* _Data shown_:
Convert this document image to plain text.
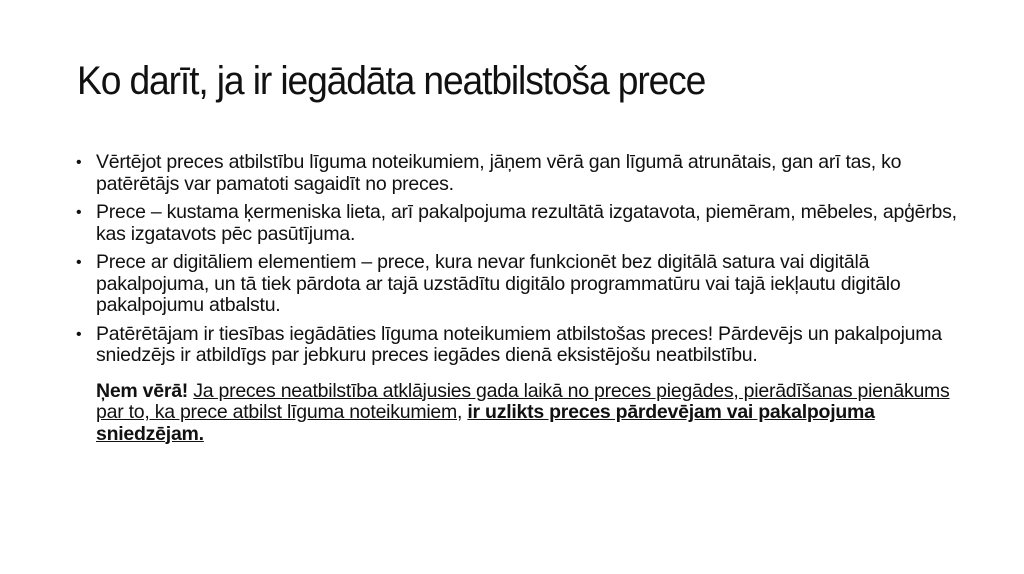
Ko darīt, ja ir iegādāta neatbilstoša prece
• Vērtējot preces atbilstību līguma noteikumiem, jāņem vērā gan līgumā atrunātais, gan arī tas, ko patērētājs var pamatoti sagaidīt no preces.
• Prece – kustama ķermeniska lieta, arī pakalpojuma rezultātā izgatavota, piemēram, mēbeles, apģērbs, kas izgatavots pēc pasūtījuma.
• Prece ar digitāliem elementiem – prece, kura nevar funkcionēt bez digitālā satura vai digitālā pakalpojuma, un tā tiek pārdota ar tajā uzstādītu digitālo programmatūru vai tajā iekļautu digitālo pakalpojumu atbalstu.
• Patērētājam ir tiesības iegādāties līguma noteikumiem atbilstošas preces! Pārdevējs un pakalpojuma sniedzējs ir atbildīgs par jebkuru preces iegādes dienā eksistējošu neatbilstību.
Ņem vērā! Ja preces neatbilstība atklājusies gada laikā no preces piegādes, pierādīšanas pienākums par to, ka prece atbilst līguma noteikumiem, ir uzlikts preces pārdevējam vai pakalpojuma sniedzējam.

--

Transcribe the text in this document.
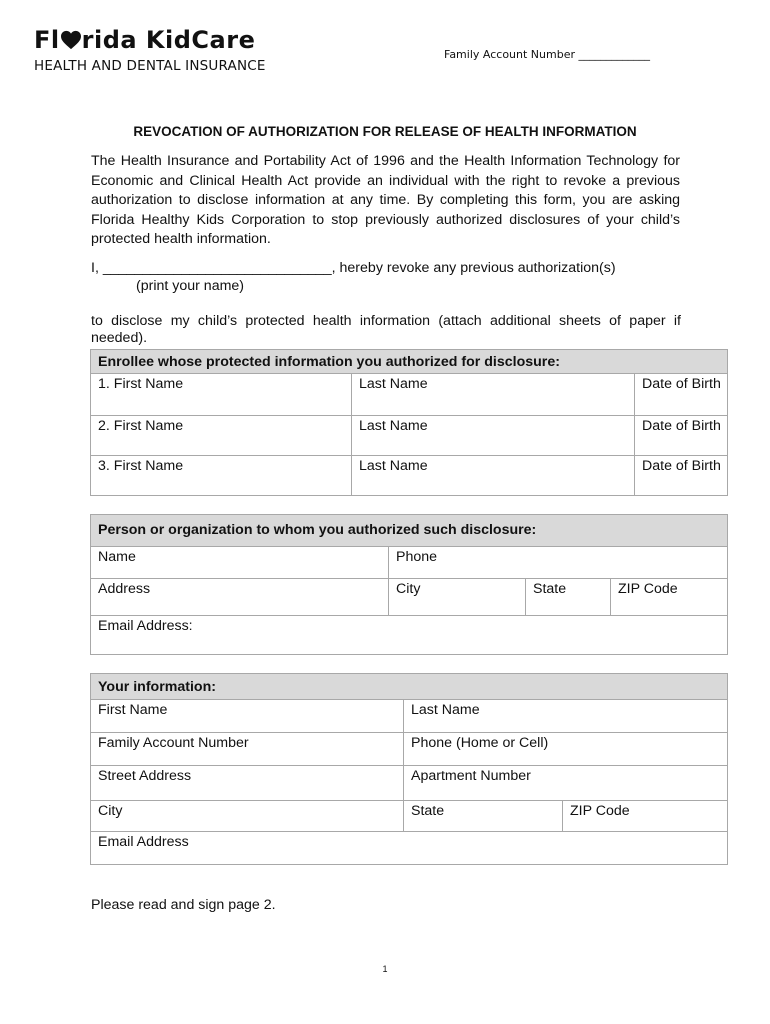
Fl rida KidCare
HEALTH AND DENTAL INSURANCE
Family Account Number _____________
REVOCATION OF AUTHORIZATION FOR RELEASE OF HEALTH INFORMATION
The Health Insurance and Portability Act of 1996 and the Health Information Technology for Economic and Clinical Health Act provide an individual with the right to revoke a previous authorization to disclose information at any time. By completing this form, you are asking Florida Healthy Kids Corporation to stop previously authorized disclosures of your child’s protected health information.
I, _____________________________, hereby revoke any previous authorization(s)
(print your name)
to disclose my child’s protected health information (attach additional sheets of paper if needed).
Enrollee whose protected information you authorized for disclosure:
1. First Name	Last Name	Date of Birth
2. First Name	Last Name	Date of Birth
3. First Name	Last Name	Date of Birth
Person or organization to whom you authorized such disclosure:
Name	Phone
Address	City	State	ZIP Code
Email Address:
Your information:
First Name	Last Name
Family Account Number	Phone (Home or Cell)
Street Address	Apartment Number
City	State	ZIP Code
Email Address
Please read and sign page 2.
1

* _Brief_: Copy out every line from the records that has the word "document".

* _Reply to the exercise_:
Convert this document image to plain text.
Transcribe the text in this document.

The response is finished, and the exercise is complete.